### Source text
■ ■ ■ ■
Thank you for your help

Best Answer

The effects-plots (or also the numeric output) give you the predicted values of the outcome for certain given values for the predictors (independent variables). It just "inserts" the value of a predictor into the model formula. Since you calculate the effect for one predictor at time, the other predictors are "hold constant", i.e. their regression coefficients are not ignored, but - by default - their mean value is chosen.

In your one example above, the default was changed to median, using the typical argument!

Meaning of Holding values constant

Let me give you an example from a sample data set in my sjstats-package. The model estimates the effect of dependency (e42dep) of an older person and the age (c160age) of a family carer on the perceived burden of care (neg_c_7):

library(sjstats)
data(efc)
fit <- lm(neg_c_7 ~ + e42dep + c160age, data = efc)
summary(fit)

Shortened output:

lm(formula = neg_c_7 ~ +e42dep + c160age, data = efc)
Coefficients:
            Estimate Std. Error t value Pr(>|t|)    
(Intercept) 6.729572   0.565153  11.908   <2e-16 ***
e42dep      1.512715   0.131579  11.497   <2e-16 ***
c160age     0.012906   0.009246   1.396    0.163    

Now lets see what allEffects() gives for results for the e42dep variable:

> effects::allEffects(fit)
 model: neg_c_7 ~ +e42dep + c160age

 e42dep effect
e42dep
        1       1.5         2       2.5         3       3.5         4 
 8.931059  9.687417 10.443774 11.200132 11.956489 12.712847 13.469205 

You can reproduce these values by hand, using the model formula and the values from your variables. To do this, we need the mean for all variables "hold constant", i.e. c160age in this case.

> mean(efc$c160age, na.rm = T)
[1] 53.46282

Now you can calculate the predicted values ("effects") for the negative impact of care for cases where older persons have a dependency value of 1 (e42dep = 1), adjusted (hold constant) for age (c160age). To do this, we need the estimates from the fitted model above:

Intercept: 6.729572 
e42dep: 1.512715
c160age: 0.012906

effect of neg_c_7 for e42dep = 1:

6.729572 + (1 * 1.512715) + (53.46282) * 0.012906 = 8.932278

Above, you see: estimate(intercept) + value*estimate(e42dep) + (hold-constant-value)*estimate(c160age), which gives 8.932278, which is almost the same (rounding errors) as the first value returned from the allEffects() functions.

The effect for e42dep = 2, is 10.443774. To calculate this by hand, you now multiply the estimate for e42dep by 2:

6.729572 + (2 * 1.512715) + (53.46282) * 0.012906 = 10.44499

The same is also achieved by the predict function from R:

predict(fit, newdata = data.frame(e42dep = 2, c160age = 53.46282), type = "response")
> 10.44502 

I assume the numbers slightly differ due to rounding errors. But anyway, this gives you an impression of the basic principle of "holding other predictors" constant. It's not a simple relationship between two variables, but the relationship adjusted for covariates.
■ ■ ■ ■
### Data listing
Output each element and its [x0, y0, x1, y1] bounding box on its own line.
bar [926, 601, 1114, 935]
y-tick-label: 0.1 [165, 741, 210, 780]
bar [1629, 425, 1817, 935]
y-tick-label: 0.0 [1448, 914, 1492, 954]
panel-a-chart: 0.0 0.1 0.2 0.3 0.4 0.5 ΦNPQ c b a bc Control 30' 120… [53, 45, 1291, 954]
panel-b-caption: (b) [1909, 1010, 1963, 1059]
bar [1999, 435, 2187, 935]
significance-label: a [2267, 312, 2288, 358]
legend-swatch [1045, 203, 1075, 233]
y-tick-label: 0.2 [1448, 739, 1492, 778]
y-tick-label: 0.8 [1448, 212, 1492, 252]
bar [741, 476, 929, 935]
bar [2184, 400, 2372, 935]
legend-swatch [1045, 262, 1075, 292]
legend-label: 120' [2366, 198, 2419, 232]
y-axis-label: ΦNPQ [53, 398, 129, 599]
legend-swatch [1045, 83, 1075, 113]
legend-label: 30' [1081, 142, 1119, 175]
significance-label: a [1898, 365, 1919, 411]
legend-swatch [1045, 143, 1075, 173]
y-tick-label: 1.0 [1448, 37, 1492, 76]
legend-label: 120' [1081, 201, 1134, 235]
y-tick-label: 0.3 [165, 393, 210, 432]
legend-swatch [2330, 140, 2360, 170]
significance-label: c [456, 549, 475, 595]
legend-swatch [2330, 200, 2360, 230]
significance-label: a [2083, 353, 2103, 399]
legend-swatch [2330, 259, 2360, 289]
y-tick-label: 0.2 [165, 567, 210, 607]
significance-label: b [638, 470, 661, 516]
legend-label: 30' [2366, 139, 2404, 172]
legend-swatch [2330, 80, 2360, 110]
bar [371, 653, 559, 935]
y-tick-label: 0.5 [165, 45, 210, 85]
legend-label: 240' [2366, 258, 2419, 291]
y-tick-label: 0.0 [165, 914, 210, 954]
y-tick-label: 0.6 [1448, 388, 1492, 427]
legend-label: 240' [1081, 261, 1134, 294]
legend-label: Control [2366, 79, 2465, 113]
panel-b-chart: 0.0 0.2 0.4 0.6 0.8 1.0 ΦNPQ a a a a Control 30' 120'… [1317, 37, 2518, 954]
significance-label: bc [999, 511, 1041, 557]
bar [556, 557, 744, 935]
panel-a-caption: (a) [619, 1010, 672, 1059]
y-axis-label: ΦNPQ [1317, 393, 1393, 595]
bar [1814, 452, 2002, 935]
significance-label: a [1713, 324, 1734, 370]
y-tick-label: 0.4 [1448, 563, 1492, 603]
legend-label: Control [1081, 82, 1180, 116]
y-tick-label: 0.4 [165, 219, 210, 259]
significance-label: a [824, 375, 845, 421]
■ ■ ■ ■
### About this task
List every variable in the regression model from the answer on holding predictors constant, along with what each one measures.

### Problem solution
- neg_c_7: the perceived burden of care (the outcome)
- e42dep: the dependency of an older person
- c160age: the age of a family carer